- WORK TO COMPLETE -
Gather all lines in the records below that include the word "part".

(Raw records)
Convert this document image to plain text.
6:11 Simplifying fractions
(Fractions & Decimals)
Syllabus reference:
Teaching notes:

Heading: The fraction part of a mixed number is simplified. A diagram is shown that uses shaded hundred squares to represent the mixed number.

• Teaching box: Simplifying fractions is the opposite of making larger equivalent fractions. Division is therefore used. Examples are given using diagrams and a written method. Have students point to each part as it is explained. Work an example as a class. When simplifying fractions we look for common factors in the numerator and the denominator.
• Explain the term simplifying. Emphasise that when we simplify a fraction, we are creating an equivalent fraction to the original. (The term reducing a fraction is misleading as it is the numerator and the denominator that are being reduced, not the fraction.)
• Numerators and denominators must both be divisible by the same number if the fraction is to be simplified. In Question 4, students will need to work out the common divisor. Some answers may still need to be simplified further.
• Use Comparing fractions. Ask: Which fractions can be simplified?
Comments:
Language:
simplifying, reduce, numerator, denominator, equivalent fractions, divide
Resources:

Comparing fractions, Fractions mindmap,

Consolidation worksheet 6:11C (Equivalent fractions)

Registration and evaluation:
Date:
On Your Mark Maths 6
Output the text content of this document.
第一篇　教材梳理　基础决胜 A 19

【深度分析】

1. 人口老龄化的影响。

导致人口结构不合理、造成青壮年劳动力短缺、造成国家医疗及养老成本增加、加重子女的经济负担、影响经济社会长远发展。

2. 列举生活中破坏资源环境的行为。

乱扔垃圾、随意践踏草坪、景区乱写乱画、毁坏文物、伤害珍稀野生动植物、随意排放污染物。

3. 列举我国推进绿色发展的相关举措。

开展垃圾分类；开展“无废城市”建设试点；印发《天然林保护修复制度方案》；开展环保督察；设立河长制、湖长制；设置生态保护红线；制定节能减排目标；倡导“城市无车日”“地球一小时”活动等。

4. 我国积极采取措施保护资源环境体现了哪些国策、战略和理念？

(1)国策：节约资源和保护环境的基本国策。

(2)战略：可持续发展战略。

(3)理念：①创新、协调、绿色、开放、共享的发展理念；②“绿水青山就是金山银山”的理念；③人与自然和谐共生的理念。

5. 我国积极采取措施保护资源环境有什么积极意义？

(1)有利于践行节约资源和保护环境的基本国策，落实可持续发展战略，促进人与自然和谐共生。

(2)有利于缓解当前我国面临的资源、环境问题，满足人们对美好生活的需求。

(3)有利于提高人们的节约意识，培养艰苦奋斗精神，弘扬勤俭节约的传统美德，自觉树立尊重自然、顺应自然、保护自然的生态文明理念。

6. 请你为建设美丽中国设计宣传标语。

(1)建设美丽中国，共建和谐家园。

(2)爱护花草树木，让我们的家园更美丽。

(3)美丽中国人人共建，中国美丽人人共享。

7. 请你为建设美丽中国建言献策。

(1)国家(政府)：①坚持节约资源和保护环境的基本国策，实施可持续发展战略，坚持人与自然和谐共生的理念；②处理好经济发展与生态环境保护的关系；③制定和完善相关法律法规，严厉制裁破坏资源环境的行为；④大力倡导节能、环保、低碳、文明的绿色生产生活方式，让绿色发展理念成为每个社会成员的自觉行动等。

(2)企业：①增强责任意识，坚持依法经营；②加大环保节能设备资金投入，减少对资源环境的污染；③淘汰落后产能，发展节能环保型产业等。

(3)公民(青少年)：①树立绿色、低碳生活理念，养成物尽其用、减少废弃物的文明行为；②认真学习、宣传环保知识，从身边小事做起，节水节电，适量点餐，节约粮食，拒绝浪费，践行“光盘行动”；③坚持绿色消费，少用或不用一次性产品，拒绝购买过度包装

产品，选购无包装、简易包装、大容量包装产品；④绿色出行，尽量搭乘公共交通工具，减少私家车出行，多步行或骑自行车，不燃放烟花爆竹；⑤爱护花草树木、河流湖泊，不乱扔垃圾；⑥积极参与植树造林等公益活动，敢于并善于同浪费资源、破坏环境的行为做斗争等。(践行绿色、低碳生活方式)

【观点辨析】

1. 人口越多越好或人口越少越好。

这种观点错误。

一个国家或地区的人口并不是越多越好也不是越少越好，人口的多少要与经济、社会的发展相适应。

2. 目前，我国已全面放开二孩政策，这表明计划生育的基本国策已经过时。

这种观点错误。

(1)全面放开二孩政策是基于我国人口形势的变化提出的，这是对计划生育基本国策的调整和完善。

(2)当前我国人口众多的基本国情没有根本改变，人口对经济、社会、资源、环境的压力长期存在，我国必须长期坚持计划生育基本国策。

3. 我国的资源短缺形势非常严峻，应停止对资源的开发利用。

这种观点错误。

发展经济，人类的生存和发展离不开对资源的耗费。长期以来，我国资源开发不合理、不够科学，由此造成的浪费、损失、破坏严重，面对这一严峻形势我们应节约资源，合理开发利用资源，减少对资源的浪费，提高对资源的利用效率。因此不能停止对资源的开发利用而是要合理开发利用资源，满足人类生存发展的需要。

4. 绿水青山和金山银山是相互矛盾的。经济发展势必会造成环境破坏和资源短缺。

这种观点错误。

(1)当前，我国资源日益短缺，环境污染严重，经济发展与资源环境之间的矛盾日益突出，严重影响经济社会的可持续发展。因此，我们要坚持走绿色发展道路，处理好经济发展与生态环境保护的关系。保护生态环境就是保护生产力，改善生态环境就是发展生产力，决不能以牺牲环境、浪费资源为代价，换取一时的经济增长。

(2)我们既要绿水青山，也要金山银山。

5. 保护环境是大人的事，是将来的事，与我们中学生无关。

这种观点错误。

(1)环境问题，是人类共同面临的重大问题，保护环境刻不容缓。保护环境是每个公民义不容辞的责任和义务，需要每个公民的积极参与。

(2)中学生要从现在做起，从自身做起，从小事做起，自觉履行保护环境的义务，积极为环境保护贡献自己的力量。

- SOLUTION -
Heading: The fraction part of a mixed number is simplified. A diagram is shown that uses shaded hundred squares to represent the mixed number.
• Teaching box: Simplifying fractions is the opposite of making larger equivalent fractions. Division is therefore used. Examples are given using diagrams and a written method. Have students point to each part as it is explained. Work an example as a class. When simplifying fractions we look for common factors in the numerator and the denominator.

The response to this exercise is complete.